CHALLENGE >>
What lines of the data include the string "normalized"? Copy them all.

Some records
━━━━━━━━━━━━━━━━━━━━

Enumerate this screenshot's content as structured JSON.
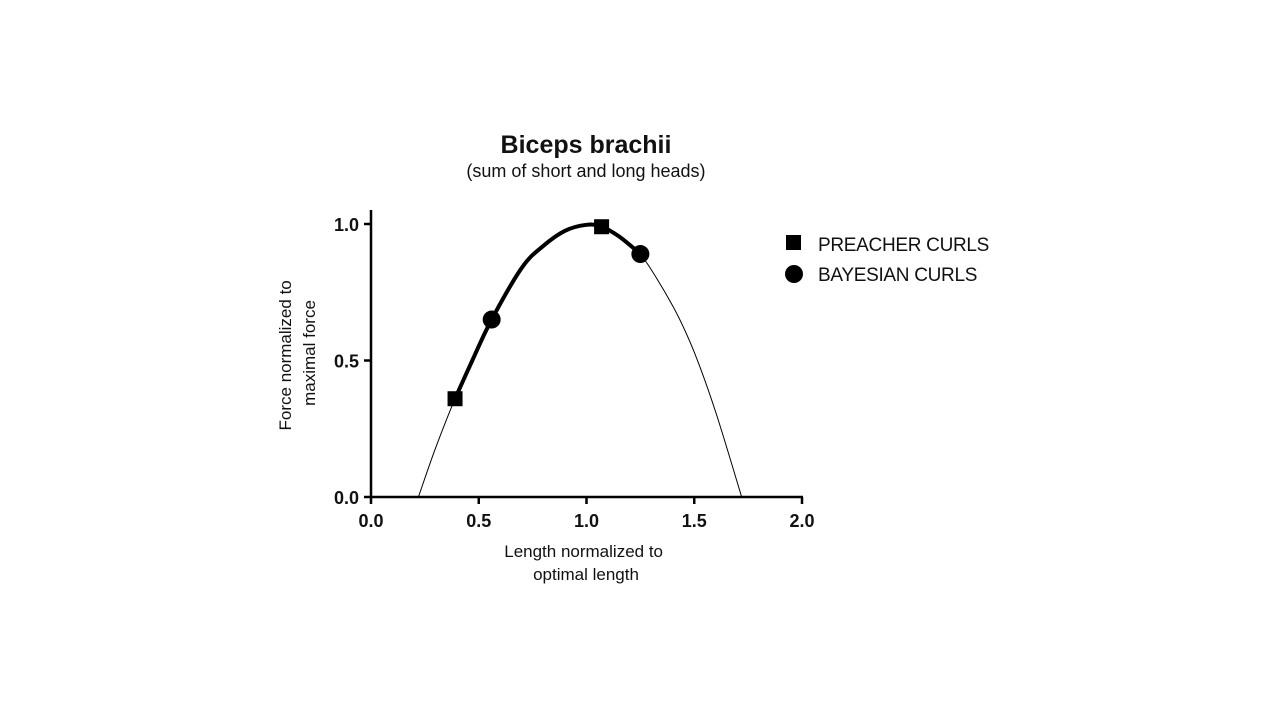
{
  "chart_data": {
    "type": "line",
    "title": "Biceps brachii",
    "subtitle": "(sum of short and long heads)",
    "xlabel_lines": [
      "Length normalized to",
      "optimal length"
    ],
    "ylabel_lines": [
      "Force normalized to",
      "maximal force"
    ],
    "xlim": [
      0,
      2.0
    ],
    "ylim": [
      0,
      1.0
    ],
    "x_ticks": [
      0.0,
      0.5,
      1.0,
      1.5,
      2.0
    ],
    "x_tick_labels": [
      "0.0",
      "0.5",
      "1.0",
      "1.5",
      "2.0"
    ],
    "y_ticks": [
      0.0,
      0.5,
      1.0
    ],
    "y_tick_labels": [
      "0.0",
      "0.5",
      "1.0"
    ],
    "grid": false,
    "legend_position": "right",
    "curve": {
      "x": [
        0.22,
        0.3,
        0.39,
        0.47,
        0.56,
        0.7,
        0.8,
        0.9,
        1.0,
        1.07,
        1.15,
        1.25,
        1.4,
        1.5,
        1.6,
        1.72
      ],
      "y": [
        0.0,
        0.18,
        0.36,
        0.5,
        0.65,
        0.84,
        0.92,
        0.975,
        0.997,
        0.99,
        0.955,
        0.89,
        0.7,
        0.53,
        0.31,
        0.0
      ]
    },
    "highlight_range": [
      0.39,
      1.25
    ],
    "series": [
      {
        "name": "PREACHER CURLS",
        "marker": "square",
        "x": [
          0.39,
          1.07
        ],
        "y": [
          0.36,
          0.99
        ]
      },
      {
        "name": "BAYESIAN CURLS",
        "marker": "circle",
        "x": [
          0.56,
          1.25
        ],
        "y": [
          0.65,
          0.89
        ]
      }
    ],
    "line_color": "#000000"
  }
}
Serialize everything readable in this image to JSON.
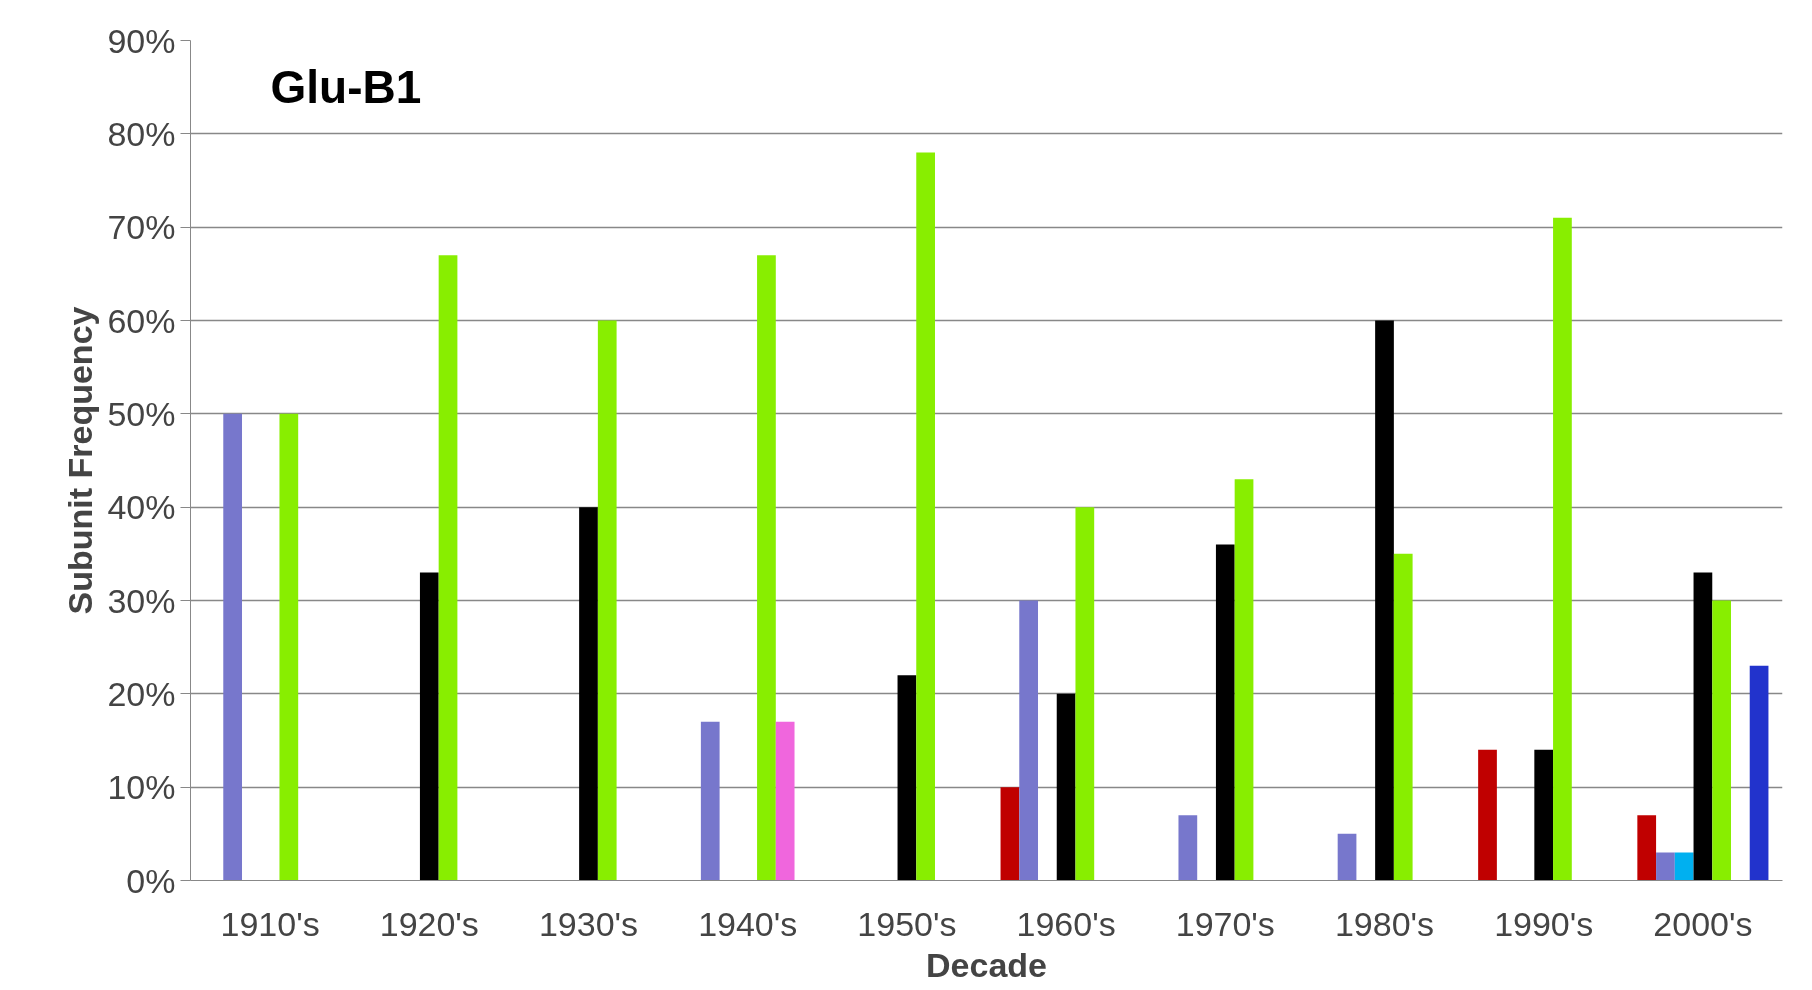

━━━━━━━━━━━━━━━━━━━━

PROBLEM SOLUTION >>
      "Length normalized to",
      "Force normalized to",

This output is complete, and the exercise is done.